### SET EXERCISE
Leave out the pictures and copy each record below exactly.

***** DATASET EXCERPTS *****

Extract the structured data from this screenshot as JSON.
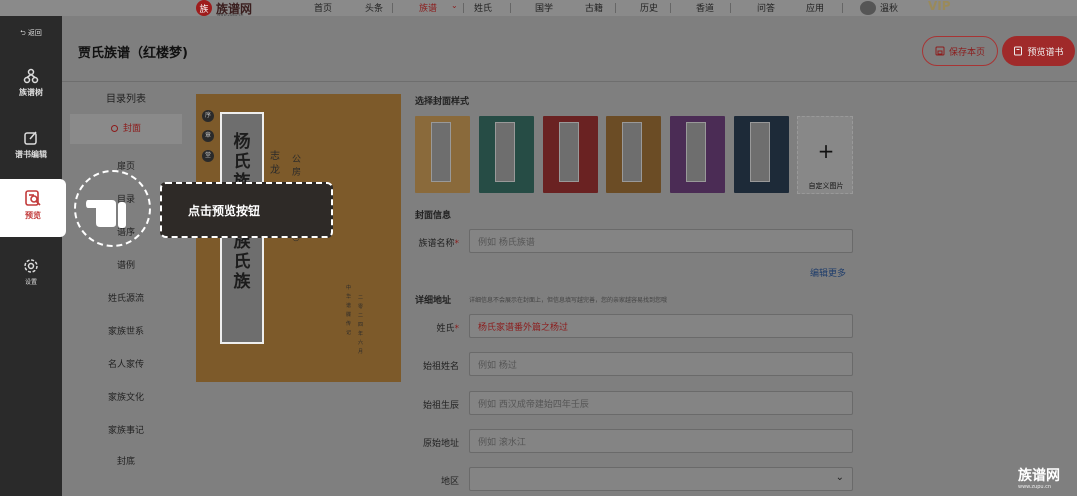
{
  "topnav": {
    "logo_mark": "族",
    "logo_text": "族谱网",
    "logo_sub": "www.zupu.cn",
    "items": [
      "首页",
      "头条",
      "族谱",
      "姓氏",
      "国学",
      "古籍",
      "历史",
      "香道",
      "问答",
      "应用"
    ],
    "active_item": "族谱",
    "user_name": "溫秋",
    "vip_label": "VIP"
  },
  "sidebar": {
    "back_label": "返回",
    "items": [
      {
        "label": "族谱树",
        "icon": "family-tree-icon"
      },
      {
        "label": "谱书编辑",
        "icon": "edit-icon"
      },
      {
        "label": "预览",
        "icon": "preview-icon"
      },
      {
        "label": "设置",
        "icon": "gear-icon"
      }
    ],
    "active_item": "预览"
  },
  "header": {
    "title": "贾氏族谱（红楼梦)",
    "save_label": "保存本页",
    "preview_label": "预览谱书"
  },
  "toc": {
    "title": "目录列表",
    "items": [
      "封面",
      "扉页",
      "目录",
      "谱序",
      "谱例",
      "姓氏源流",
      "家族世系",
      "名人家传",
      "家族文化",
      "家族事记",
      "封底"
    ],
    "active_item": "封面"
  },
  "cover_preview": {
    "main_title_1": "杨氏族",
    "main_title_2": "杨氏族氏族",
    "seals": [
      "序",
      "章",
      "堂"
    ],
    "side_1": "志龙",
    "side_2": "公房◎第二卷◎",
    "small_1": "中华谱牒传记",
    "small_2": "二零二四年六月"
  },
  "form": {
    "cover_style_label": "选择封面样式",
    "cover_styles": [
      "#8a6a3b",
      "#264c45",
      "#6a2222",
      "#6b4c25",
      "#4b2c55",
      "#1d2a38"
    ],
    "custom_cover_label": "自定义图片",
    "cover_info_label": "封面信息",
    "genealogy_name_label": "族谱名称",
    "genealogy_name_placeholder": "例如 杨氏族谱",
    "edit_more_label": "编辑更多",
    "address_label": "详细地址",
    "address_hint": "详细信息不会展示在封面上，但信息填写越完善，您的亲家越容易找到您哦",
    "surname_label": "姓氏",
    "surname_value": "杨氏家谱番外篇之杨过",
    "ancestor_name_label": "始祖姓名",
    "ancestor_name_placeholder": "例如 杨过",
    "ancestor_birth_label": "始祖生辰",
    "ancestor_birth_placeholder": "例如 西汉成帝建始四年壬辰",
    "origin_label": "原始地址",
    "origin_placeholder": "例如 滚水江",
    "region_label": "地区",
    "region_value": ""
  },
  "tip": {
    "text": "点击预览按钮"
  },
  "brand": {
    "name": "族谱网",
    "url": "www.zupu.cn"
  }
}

*****

### WORKED ANSWER
Extract the structured data from this screenshot as JSON.
{
  "topnav": {
    "logo_mark": "族",
    "logo_text": "族谱网",
    "logo_sub": "www.zupu.cn",
    "items": [
      "首页",
      "头条",
      "族谱",
      "姓氏",
      "国学",
      "古籍",
      "历史",
      "香道",
      "问答",
      "应用"
    ],
    "active_item": "族谱",
    "user_name": "溫秋",
    "vip_label": "VIP"
  },
  "sidebar": {
    "back_label": "返回",
    "items": [
      {
        "label": "族谱树",
        "icon": "family-tree-icon"
      },
      {
        "label": "谱书编辑",
        "icon": "edit-icon"
      },
      {
        "label": "预览",
        "icon": "preview-icon"
      },
      {
        "label": "设置",
        "icon": "gear-icon"
      }
    ],
    "active_item": "预览"
  },
  "header": {
    "title": "贾氏族谱（红楼梦)",
    "save_label": "保存本页",
    "preview_label": "预览谱书"
  },
  "toc": {
    "title": "目录列表",
    "items": [
      "封面",
      "扉页",
      "目录",
      "谱序",
      "谱例",
      "姓氏源流",
      "家族世系",
      "名人家传",
      "家族文化",
      "家族事记",
      "封底"
    ],
    "active_item": "封面"
  },
  "cover_preview": {
    "main_title_1": "杨氏族",
    "main_title_2": "杨氏族氏族",
    "seals": [
      "序",
      "章",
      "堂"
    ],
    "side_1": "志龙",
    "side_2": "公房◎第二卷◎",
    "small_1": "中华谱牒传记",
    "small_2": "二零二四年六月"
  },
  "form": {
    "cover_style_label": "选择封面样式",
    "cover_styles": [
      "#8a6a3b",
      "#264c45",
      "#6a2222",
      "#6b4c25",
      "#4b2c55",
      "#1d2a38"
    ],
    "custom_cover_label": "自定义图片",
    "cover_info_label": "封面信息",
    "genealogy_name_label": "族谱名称",
    "genealogy_name_placeholder": "例如 杨氏族谱",
    "edit_more_label": "编辑更多",
    "address_label": "详细地址",
    "address_hint": "详细信息不会展示在封面上，但信息填写越完善，您的亲家越容易找到您哦",
    "surname_label": "姓氏",
    "surname_value": "杨氏家谱番外篇之杨过",
    "ancestor_name_label": "始祖姓名",
    "ancestor_name_placeholder": "例如 杨过",
    "ancestor_birth_label": "始祖生辰",
    "ancestor_birth_placeholder": "例如 西汉成帝建始四年壬辰",
    "origin_label": "原始地址",
    "origin_placeholder": "例如 滚水江",
    "region_label": "地区",
    "region_value": ""
  },
  "tip": {
    "text": "点击预览按钮"
  },
  "brand": {
    "name": "族谱网",
    "url": "www.zupu.cn"
  }
}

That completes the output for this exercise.